• Work to be completed
Extract the line that contains "Serialize everything readable" and every line after it through the end of the records below, exactly as written, leaving out any pictures.

--- Records shown ---

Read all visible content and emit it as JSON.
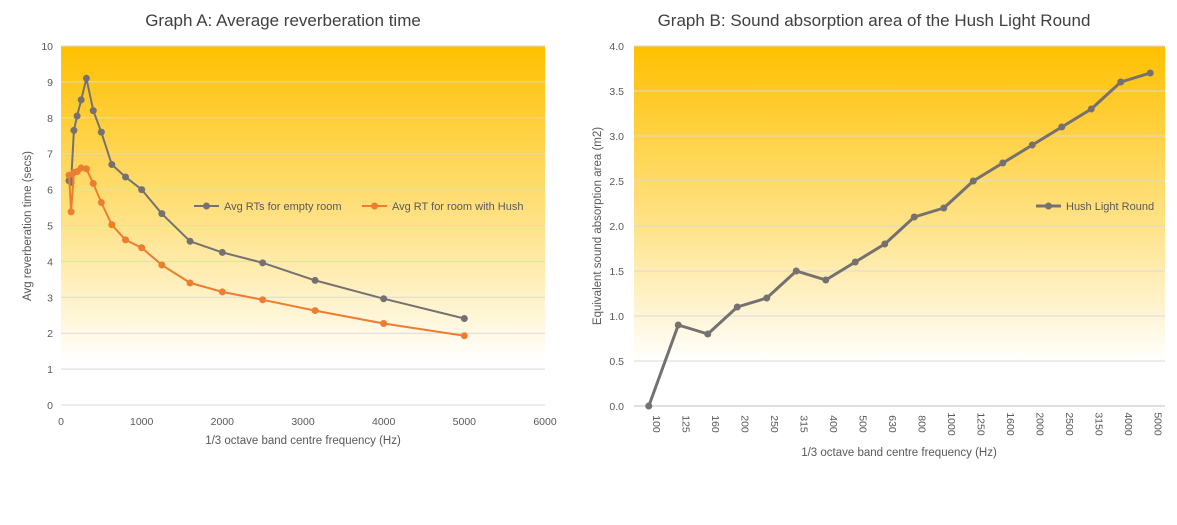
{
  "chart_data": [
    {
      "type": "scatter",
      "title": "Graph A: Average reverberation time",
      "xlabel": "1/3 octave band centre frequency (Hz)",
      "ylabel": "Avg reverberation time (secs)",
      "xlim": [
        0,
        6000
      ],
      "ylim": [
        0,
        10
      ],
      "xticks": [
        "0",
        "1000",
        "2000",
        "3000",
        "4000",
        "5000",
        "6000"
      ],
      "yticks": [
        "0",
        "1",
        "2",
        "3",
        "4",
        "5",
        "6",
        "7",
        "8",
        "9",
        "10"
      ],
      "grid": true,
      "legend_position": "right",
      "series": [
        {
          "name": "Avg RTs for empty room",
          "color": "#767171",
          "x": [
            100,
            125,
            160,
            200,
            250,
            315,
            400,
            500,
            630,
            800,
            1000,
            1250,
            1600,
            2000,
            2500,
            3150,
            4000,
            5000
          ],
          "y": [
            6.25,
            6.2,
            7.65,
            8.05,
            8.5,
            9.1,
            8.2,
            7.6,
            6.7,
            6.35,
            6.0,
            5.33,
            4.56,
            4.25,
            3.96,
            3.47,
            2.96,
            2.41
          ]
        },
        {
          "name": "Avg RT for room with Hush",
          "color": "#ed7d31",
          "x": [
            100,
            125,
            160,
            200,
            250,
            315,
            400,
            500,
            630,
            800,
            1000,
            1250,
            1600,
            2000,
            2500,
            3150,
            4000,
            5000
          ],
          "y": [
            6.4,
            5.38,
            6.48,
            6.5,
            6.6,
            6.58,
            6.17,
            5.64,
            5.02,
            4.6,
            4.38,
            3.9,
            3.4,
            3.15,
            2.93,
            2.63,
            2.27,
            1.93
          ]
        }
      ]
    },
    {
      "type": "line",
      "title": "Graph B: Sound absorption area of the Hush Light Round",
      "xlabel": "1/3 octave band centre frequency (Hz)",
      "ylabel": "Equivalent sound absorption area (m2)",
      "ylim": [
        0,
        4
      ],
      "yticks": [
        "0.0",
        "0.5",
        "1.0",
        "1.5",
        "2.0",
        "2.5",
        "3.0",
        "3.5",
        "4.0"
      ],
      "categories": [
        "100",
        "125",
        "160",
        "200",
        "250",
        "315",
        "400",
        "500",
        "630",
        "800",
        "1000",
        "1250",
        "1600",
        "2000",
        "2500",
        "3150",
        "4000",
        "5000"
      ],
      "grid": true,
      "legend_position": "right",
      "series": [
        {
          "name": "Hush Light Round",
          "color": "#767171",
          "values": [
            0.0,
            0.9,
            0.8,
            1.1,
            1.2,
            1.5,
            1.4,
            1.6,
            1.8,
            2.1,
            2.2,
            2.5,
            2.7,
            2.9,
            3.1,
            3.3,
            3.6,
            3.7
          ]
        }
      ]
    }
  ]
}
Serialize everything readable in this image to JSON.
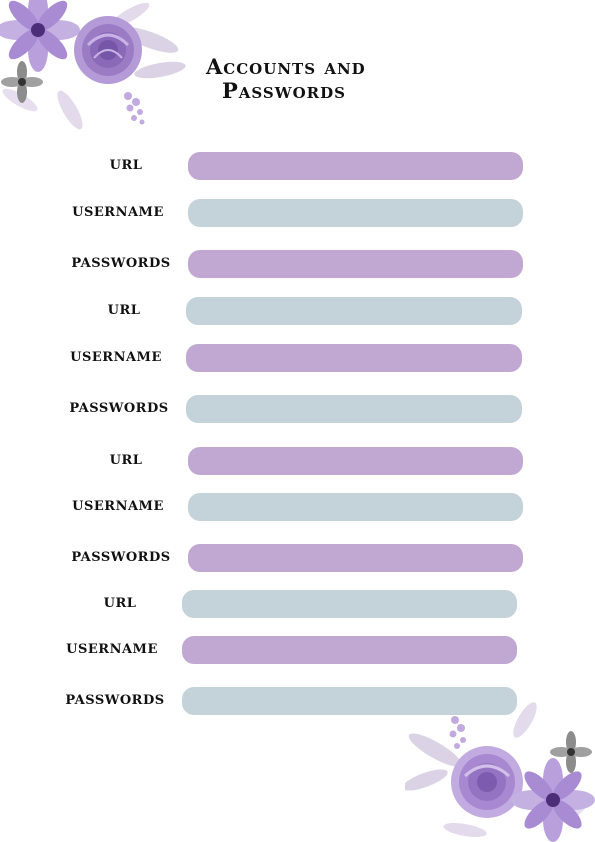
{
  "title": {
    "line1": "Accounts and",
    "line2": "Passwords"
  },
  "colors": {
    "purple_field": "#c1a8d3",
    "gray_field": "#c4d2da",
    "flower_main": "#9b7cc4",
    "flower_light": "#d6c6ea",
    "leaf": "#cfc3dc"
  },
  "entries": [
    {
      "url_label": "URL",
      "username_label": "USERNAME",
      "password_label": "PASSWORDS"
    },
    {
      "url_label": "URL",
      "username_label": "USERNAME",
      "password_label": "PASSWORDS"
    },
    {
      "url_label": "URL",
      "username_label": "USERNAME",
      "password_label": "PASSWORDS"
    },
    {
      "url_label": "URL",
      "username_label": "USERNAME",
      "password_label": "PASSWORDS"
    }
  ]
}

---

• Correct answer
Serialize everything readable in this image to JSON.
{
  "title": {
    "line1": "Accounts and",
    "line2": "Passwords"
  },
  "colors": {
    "purple_field": "#c1a8d3",
    "gray_field": "#c4d2da",
    "flower_main": "#9b7cc4",
    "flower_light": "#d6c6ea",
    "leaf": "#cfc3dc"
  },
  "entries": [
    {
      "url_label": "URL",
      "username_label": "USERNAME",
      "password_label": "PASSWORDS"
    },
    {
      "url_label": "URL",
      "username_label": "USERNAME",
      "password_label": "PASSWORDS"
    },
    {
      "url_label": "URL",
      "username_label": "USERNAME",
      "password_label": "PASSWORDS"
    },
    {
      "url_label": "URL",
      "username_label": "USERNAME",
      "password_label": "PASSWORDS"
    }
  ]
}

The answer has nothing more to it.